--- begin STORED RECORDS ---

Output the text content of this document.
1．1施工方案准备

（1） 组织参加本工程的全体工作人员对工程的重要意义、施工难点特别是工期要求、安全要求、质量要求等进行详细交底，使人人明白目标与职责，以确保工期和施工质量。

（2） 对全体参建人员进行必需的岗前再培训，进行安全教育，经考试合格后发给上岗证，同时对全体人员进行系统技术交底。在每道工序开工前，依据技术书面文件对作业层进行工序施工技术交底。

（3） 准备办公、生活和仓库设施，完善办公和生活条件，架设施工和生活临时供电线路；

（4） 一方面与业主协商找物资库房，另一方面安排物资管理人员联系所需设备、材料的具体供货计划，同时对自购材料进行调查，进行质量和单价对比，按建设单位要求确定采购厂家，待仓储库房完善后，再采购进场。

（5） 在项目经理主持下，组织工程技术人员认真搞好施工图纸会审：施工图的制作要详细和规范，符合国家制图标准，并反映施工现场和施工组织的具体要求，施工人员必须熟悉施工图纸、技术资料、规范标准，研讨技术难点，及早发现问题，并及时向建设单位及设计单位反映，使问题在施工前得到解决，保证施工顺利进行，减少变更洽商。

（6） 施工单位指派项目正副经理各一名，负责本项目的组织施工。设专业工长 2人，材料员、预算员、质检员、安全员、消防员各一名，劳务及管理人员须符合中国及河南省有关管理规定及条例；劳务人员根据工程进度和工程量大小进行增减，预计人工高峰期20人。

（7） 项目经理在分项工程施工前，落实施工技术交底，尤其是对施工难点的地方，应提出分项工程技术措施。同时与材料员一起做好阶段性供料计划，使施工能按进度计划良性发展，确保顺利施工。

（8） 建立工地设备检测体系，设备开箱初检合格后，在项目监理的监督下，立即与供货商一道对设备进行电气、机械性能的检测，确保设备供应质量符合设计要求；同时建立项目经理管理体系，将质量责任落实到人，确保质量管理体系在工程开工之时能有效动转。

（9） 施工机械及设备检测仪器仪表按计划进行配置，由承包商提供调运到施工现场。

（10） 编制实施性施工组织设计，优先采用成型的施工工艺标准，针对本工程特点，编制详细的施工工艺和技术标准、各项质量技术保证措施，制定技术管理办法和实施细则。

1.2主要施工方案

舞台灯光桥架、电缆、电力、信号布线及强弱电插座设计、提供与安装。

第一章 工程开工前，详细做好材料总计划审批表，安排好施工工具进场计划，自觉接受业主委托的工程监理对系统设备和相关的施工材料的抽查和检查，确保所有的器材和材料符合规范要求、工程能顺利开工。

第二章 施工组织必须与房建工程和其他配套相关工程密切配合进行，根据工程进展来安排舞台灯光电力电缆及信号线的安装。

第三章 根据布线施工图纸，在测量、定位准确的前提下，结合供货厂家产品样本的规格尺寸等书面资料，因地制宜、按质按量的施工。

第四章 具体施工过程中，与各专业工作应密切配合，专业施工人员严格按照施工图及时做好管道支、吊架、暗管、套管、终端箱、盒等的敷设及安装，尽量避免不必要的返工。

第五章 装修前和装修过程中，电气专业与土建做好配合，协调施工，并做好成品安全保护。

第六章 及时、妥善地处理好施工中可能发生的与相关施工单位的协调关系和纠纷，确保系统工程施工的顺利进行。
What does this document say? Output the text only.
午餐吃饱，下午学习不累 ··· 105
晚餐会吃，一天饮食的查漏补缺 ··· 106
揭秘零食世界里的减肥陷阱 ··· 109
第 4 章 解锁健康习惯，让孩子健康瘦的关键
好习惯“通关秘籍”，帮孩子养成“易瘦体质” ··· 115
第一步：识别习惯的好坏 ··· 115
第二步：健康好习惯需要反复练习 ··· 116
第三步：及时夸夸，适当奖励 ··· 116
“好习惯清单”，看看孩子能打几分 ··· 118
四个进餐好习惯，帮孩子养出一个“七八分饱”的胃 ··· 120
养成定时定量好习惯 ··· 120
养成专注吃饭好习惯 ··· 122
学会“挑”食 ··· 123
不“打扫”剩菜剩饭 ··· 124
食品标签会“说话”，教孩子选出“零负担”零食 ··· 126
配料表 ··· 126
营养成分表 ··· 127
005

--- end STORED RECORDS ---

SET TASK
Return the material in full, exactly as shown.

SOLUTION TO THIS TASK
Output the text content of this document.
1．1施工方案准备

（1） 组织参加本工程的全体工作人员对工程的重要意义、施工难点特别是工期要求、安全要求、质量要求等进行详细交底，使人人明白目标与职责，以确保工期和施工质量。

（2） 对全体参建人员进行必需的岗前再培训，进行安全教育，经考试合格后发给上岗证，同时对全体人员进行系统技术交底。在每道工序开工前，依据技术书面文件对作业层进行工序施工技术交底。

（3） 准备办公、生活和仓库设施，完善办公和生活条件，架设施工和生活临时供电线路；

（4） 一方面与业主协商找物资库房，另一方面安排物资管理人员联系所需设备、材料的具体供货计划，同时对自购材料进行调查，进行质量和单价对比，按建设单位要求确定采购厂家，待仓储库房完善后，再采购进场。

（5） 在项目经理主持下，组织工程技术人员认真搞好施工图纸会审：施工图的制作要详细和规范，符合国家制图标准，并反映施工现场和施工组织的具体要求，施工人员必须熟悉施工图纸、技术资料、规范标准，研讨技术难点，及早发现问题，并及时向建设单位及设计单位反映，使问题在施工前得到解决，保证施工顺利进行，减少变更洽商。

（6） 施工单位指派项目正副经理各一名，负责本项目的组织施工。设专业工长 2人，材料员、预算员、质检员、安全员、消防员各一名，劳务及管理人员须符合中国及河南省有关管理规定及条例；劳务人员根据工程进度和工程量大小进行增减，预计人工高峰期20人。

（7） 项目经理在分项工程施工前，落实施工技术交底，尤其是对施工难点的地方，应提出分项工程技术措施。同时与材料员一起做好阶段性供料计划，使施工能按进度计划良性发展，确保顺利施工。

（8） 建立工地设备检测体系，设备开箱初检合格后，在项目监理的监督下，立即与供货商一道对设备进行电气、机械性能的检测，确保设备供应质量符合设计要求；同时建立项目经理管理体系，将质量责任落实到人，确保质量管理体系在工程开工之时能有效动转。

（9） 施工机械及设备检测仪器仪表按计划进行配置，由承包商提供调运到施工现场。

（10） 编制实施性施工组织设计，优先采用成型的施工工艺标准，针对本工程特点，编制详细的施工工艺和技术标准、各项质量技术保证措施，制定技术管理办法和实施细则。

1.2主要施工方案

舞台灯光桥架、电缆、电力、信号布线及强弱电插座设计、提供与安装。

第一章 工程开工前，详细做好材料总计划审批表，安排好施工工具进场计划，自觉接受业主委托的工程监理对系统设备和相关的施工材料的抽查和检查，确保所有的器材和材料符合规范要求、工程能顺利开工。

第二章 施工组织必须与房建工程和其他配套相关工程密切配合进行，根据工程进展来安排舞台灯光电力电缆及信号线的安装。

第三章 根据布线施工图纸，在测量、定位准确的前提下，结合供货厂家产品样本的规格尺寸等书面资料，因地制宜、按质按量的施工。

第四章 具体施工过程中，与各专业工作应密切配合，专业施工人员严格按照施工图及时做好管道支、吊架、暗管、套管、终端箱、盒等的敷设及安装，尽量避免不必要的返工。

第五章 装修前和装修过程中，电气专业与土建做好配合，协调施工，并做好成品安全保护。

第六章 及时、妥善地处理好施工中可能发生的与相关施工单位的协调关系和纠纷，确保系统工程施工的顺利进行。
What does this document say? Output the text only.
午餐吃饱，下午学习不累 ··· 105
晚餐会吃，一天饮食的查漏补缺 ··· 106
揭秘零食世界里的减肥陷阱 ··· 109
第 4 章 解锁健康习惯，让孩子健康瘦的关键
好习惯“通关秘籍”，帮孩子养成“易瘦体质” ··· 115
第一步：识别习惯的好坏 ··· 115
第二步：健康好习惯需要反复练习 ··· 116
第三步：及时夸夸，适当奖励 ··· 116
“好习惯清单”，看看孩子能打几分 ··· 118
四个进餐好习惯，帮孩子养出一个“七八分饱”的胃 ··· 120
养成定时定量好习惯 ··· 120
养成专注吃饭好习惯 ··· 122
学会“挑”食 ··· 123
不“打扫”剩菜剩饭 ··· 124
食品标签会“说话”，教孩子选出“零负担”零食 ··· 126
配料表 ··· 126
营养成分表 ··· 127
005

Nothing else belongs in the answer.